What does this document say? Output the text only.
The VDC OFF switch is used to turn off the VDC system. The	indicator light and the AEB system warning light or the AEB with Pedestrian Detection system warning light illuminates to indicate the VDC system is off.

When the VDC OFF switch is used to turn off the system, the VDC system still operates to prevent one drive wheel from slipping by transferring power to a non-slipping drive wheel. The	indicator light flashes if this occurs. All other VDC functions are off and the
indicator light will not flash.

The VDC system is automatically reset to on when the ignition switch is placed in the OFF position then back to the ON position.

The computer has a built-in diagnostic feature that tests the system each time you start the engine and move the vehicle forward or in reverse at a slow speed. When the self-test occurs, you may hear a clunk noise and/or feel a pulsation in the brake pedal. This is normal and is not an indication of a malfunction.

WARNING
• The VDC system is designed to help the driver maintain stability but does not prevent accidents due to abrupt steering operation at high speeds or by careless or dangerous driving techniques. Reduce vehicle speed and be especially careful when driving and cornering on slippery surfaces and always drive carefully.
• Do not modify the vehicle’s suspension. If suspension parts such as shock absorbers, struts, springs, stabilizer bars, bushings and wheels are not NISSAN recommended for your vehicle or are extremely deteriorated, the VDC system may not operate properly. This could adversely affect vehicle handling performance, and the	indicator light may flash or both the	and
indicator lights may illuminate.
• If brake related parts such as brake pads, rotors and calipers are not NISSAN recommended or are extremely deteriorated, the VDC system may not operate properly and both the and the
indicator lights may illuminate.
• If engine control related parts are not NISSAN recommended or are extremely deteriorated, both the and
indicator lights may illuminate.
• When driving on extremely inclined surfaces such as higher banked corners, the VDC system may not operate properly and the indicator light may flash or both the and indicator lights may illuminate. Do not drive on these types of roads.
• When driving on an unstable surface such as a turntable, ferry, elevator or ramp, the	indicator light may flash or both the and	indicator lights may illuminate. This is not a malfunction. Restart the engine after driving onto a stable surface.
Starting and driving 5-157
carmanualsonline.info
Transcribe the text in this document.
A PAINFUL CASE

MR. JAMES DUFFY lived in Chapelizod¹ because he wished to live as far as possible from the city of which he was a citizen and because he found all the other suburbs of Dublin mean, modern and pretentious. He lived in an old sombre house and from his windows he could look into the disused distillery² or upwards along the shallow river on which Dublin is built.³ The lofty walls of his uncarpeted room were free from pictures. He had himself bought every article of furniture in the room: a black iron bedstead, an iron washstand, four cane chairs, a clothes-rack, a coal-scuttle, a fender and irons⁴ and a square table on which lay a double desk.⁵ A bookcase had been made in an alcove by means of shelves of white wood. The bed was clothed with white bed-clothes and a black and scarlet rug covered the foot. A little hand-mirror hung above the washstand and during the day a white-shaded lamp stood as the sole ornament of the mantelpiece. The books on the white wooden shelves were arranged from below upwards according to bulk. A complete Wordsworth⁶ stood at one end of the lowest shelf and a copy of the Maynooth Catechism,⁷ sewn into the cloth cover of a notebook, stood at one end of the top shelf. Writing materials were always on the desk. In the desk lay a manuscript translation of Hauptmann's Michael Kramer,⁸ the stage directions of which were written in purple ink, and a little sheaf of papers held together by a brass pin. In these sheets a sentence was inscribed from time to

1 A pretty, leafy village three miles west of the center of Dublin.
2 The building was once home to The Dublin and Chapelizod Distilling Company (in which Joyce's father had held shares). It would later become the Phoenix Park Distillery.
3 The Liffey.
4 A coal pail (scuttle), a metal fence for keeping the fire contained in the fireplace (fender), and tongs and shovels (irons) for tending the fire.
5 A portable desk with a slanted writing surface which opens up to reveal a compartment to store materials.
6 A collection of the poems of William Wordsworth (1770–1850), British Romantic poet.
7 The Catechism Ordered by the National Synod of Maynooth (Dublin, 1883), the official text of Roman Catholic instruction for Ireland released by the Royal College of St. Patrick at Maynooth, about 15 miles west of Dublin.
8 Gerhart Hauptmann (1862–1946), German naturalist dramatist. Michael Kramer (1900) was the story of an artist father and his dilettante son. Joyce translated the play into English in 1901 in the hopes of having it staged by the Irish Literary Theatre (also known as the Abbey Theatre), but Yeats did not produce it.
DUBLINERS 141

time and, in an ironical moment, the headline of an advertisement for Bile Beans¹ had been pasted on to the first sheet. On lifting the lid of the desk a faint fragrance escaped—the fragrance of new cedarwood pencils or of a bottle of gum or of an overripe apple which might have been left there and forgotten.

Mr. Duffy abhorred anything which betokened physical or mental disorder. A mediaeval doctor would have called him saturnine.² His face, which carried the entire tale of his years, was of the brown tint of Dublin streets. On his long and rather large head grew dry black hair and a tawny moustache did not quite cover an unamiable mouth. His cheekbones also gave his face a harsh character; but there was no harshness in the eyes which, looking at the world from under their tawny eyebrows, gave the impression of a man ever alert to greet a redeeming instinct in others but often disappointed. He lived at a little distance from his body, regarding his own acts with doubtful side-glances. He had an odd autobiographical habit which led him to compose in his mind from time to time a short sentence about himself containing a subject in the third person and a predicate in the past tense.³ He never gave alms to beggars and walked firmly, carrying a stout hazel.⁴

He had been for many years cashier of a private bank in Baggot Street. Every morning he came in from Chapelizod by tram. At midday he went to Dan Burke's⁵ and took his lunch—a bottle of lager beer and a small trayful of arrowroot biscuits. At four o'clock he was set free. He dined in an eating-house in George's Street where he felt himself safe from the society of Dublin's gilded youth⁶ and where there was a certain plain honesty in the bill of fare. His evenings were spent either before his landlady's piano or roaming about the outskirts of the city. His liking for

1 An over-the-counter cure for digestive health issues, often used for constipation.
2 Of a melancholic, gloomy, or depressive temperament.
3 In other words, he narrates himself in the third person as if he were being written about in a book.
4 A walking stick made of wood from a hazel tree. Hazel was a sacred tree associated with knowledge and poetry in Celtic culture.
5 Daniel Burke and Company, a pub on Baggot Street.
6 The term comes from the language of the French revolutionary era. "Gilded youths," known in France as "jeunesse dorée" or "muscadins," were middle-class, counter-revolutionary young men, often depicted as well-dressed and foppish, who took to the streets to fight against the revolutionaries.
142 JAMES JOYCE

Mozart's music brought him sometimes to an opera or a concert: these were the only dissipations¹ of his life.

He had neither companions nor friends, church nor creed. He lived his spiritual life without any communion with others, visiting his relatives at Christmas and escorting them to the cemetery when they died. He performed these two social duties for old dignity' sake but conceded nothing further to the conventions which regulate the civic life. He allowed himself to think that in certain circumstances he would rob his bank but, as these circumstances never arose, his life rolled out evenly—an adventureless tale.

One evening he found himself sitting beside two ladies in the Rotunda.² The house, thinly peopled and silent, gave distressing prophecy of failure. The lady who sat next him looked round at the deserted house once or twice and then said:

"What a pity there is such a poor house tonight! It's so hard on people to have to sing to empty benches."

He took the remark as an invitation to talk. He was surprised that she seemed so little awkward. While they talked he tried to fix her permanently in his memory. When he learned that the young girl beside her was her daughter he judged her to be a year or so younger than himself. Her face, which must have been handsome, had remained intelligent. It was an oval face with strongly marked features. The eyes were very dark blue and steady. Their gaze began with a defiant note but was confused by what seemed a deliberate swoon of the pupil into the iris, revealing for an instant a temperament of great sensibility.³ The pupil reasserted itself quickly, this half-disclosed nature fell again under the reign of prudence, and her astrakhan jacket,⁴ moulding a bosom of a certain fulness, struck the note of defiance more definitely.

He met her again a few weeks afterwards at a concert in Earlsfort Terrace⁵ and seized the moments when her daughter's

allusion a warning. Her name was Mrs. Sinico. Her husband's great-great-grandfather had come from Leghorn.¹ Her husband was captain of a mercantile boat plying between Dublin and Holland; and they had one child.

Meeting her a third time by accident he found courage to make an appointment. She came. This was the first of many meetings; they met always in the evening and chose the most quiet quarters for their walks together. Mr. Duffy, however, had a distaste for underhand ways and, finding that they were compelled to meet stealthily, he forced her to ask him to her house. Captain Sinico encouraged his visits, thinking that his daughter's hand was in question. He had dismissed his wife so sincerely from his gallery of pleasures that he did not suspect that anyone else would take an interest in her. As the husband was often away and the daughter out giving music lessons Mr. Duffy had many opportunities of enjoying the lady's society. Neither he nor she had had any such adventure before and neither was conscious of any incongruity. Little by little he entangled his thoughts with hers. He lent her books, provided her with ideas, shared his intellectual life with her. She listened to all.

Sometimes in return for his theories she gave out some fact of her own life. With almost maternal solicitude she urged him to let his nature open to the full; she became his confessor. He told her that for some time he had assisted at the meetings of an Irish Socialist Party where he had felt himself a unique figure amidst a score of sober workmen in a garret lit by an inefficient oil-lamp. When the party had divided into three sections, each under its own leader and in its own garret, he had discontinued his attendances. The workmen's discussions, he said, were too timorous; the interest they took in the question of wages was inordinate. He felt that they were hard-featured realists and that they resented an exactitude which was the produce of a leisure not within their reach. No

WRITTEN EXERCISE ▸ Copy, from the material above, each line in which the string "counter" occurs.

ANSWER TO THE PROBLEM ▸
1 An over-the-counter cure for digestive health issues, often used for constipation.
6 The term comes from the language of the French revolutionary era. "Gilded youths," known in France as "jeunesse dorée" or "muscadins," were middle-class, counter-revolutionary young men, often depicted as well-dressed and foppish, who took to the streets to fight against the revolutionaries.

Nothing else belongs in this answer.